Set down every entry word for word. Omit the pictures.

====

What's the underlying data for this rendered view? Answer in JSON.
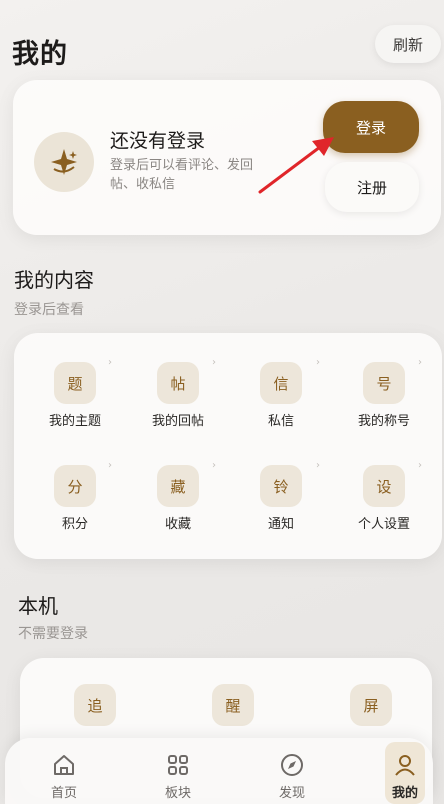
{
  "header": {
    "title": "我的",
    "refresh_label": "刷新"
  },
  "login_card": {
    "title": "还没有登录",
    "desc": "登录后可以看评论、发回帖、收私信",
    "login_label": "登录",
    "register_label": "注册"
  },
  "my_content": {
    "title": "我的内容",
    "subtitle": "登录后查看",
    "items": [
      {
        "icon_char": "题",
        "label": "我的主题"
      },
      {
        "icon_char": "帖",
        "label": "我的回帖"
      },
      {
        "icon_char": "信",
        "label": "私信"
      },
      {
        "icon_char": "号",
        "label": "我的称号"
      },
      {
        "icon_char": "分",
        "label": "积分"
      },
      {
        "icon_char": "藏",
        "label": "收藏"
      },
      {
        "icon_char": "铃",
        "label": "通知"
      },
      {
        "icon_char": "设",
        "label": "个人设置"
      }
    ]
  },
  "local": {
    "title": "本机",
    "subtitle": "不需要登录",
    "items": [
      {
        "icon_char": "追"
      },
      {
        "icon_char": "醒"
      },
      {
        "icon_char": "屏"
      }
    ]
  },
  "tabs": [
    {
      "label": "首页",
      "icon": "home-icon"
    },
    {
      "label": "板块",
      "icon": "grid-icon"
    },
    {
      "label": "发现",
      "icon": "compass-icon"
    },
    {
      "label": "我的",
      "icon": "person-icon",
      "active": true
    }
  ],
  "colors": {
    "accent": "#8a5f20",
    "icon_bg": "#ede6da",
    "arrow": "#e0252a"
  }
}
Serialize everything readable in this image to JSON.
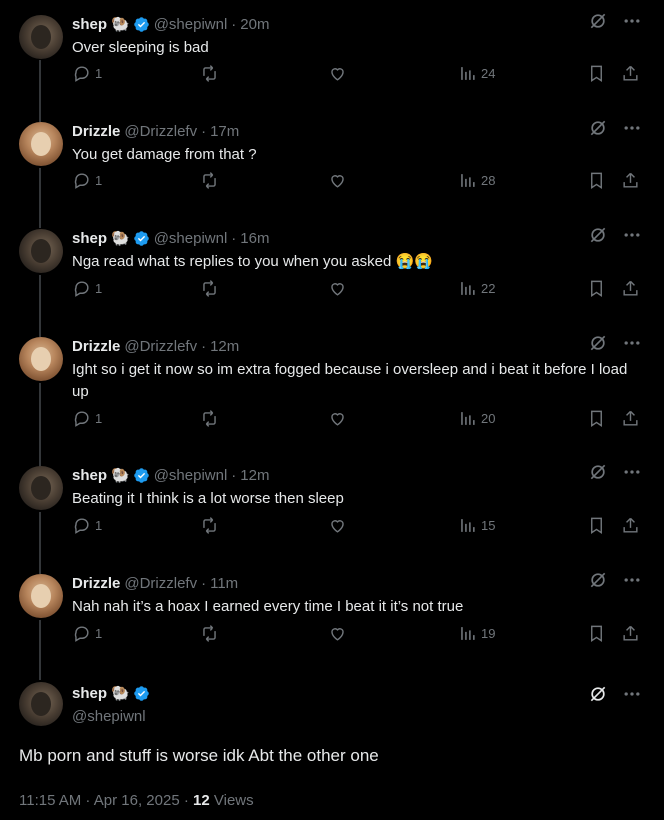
{
  "users": {
    "shep": {
      "name": "shep",
      "emoji": "🐏",
      "handle": "@shepiwnl"
    },
    "drizzle": {
      "name": "Drizzle",
      "handle": "@Drizzlefv"
    }
  },
  "replies": [
    {
      "name": "shep",
      "emoji": "🐏",
      "handle": "@shepiwnl",
      "time": "20m",
      "text": "Over sleeping is bad",
      "replies": "1",
      "views": "24"
    },
    {
      "name": "Drizzle",
      "handle": "@Drizzlefv",
      "time": "17m",
      "text": "You get damage from that ?",
      "replies": "1",
      "views": "28"
    },
    {
      "name": "shep",
      "emoji": "🐏",
      "handle": "@shepiwnl",
      "time": "16m",
      "text": "Nga read what ts replies to you when you asked 😭😭",
      "replies": "1",
      "views": "22"
    },
    {
      "name": "Drizzle",
      "handle": "@Drizzlefv",
      "time": "12m",
      "text": "Ight so i get it now so im extra fogged because i oversleep and i beat it before I load up",
      "replies": "1",
      "views": "20"
    },
    {
      "name": "shep",
      "emoji": "🐏",
      "handle": "@shepiwnl",
      "time": "12m",
      "text": "Beating it I think is a lot worse then sleep",
      "replies": "1",
      "views": "15"
    },
    {
      "name": "Drizzle",
      "handle": "@Drizzlefv",
      "time": "11m",
      "text": "Nah nah it’s a hoax I earned every time I beat it it’s not true",
      "replies": "1",
      "views": "19"
    }
  ],
  "main": {
    "name": "shep",
    "emoji": "🐏",
    "handle": "@shepiwnl",
    "text": "Mb porn and stuff is worse idk Abt the other one",
    "timestamp": "11:15 AM · Apr 16, 2025",
    "separator": " · ",
    "views_count": "12",
    "views_label": "Views"
  },
  "colors": {
    "background": "#000000",
    "text": "#e7e9ea",
    "muted": "#71767b",
    "verified": "#1d9bf0",
    "line": "#333639"
  },
  "icons": [
    "reply-icon",
    "retweet-icon",
    "like-icon",
    "views-icon",
    "bookmark-icon",
    "share-icon",
    "grok-icon",
    "more-icon",
    "verified-badge-icon"
  ]
}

====

→ **Result of the task**
What's the underlying data for this rendered view? Answer in JSON.
{
  "header": {
    "title": "我的",
    "refresh_label": "刷新"
  },
  "login_card": {
    "title": "还没有登录",
    "desc": "登录后可以看评论、发回帖、收私信",
    "login_label": "登录",
    "register_label": "注册"
  },
  "my_content": {
    "title": "我的内容",
    "subtitle": "登录后查看",
    "items": [
      {
        "icon_char": "题",
        "label": "我的主题"
      },
      {
        "icon_char": "帖",
        "label": "我的回帖"
      },
      {
        "icon_char": "信",
        "label": "私信"
      },
      {
        "icon_char": "号",
        "label": "我的称号"
      },
      {
        "icon_char": "分",
        "label": "积分"
      },
      {
        "icon_char": "藏",
        "label": "收藏"
      },
      {
        "icon_char": "铃",
        "label": "通知"
      },
      {
        "icon_char": "设",
        "label": "个人设置"
      }
    ]
  },
  "local": {
    "title": "本机",
    "subtitle": "不需要登录",
    "items": [
      {
        "icon_char": "追"
      },
      {
        "icon_char": "醒"
      },
      {
        "icon_char": "屏"
      }
    ]
  },
  "tabs": [
    {
      "label": "首页",
      "icon": "home-icon"
    },
    {
      "label": "板块",
      "icon": "grid-icon"
    },
    {
      "label": "发现",
      "icon": "compass-icon"
    },
    {
      "label": "我的",
      "icon": "person-icon",
      "active": true
    }
  ],
  "colors": {
    "accent": "#8a5f20",
    "icon_bg": "#ede6da",
    "arrow": "#e0252a"
  }
}
Serialize everything readable in this image to JSON.
{
  "users": {
    "shep": {
      "name": "shep",
      "emoji": "🐏",
      "handle": "@shepiwnl"
    },
    "drizzle": {
      "name": "Drizzle",
      "handle": "@Drizzlefv"
    }
  },
  "replies": [
    {
      "name": "shep",
      "emoji": "🐏",
      "handle": "@shepiwnl",
      "time": "20m",
      "text": "Over sleeping is bad",
      "replies": "1",
      "views": "24"
    },
    {
      "name": "Drizzle",
      "handle": "@Drizzlefv",
      "time": "17m",
      "text": "You get damage from that ?",
      "replies": "1",
      "views": "28"
    },
    {
      "name": "shep",
      "emoji": "🐏",
      "handle": "@shepiwnl",
      "time": "16m",
      "text": "Nga read what ts replies to you when you asked 😭😭",
      "replies": "1",
      "views": "22"
    },
    {
      "name": "Drizzle",
      "handle": "@Drizzlefv",
      "time": "12m",
      "text": "Ight so i get it now so im extra fogged because i oversleep and i beat it before I load up",
      "replies": "1",
      "views": "20"
    },
    {
      "name": "shep",
      "emoji": "🐏",
      "handle": "@shepiwnl",
      "time": "12m",
      "text": "Beating it I think is a lot worse then sleep",
      "replies": "1",
      "views": "15"
    },
    {
      "name": "Drizzle",
      "handle": "@Drizzlefv",
      "time": "11m",
      "text": "Nah nah it’s a hoax I earned every time I beat it it’s not true",
      "replies": "1",
      "views": "19"
    }
  ],
  "main": {
    "name": "shep",
    "emoji": "🐏",
    "handle": "@shepiwnl",
    "text": "Mb porn and stuff is worse idk Abt the other one",
    "timestamp": "11:15 AM · Apr 16, 2025",
    "separator": " · ",
    "views_count": "12",
    "views_label": "Views"
  },
  "colors": {
    "background": "#000000",
    "text": "#e7e9ea",
    "muted": "#71767b",
    "verified": "#1d9bf0",
    "line": "#333639"
  },
  "icons": [
    "reply-icon",
    "retweet-icon",
    "like-icon",
    "views-icon",
    "bookmark-icon",
    "share-icon",
    "grok-icon",
    "more-icon",
    "verified-badge-icon"
  ]
}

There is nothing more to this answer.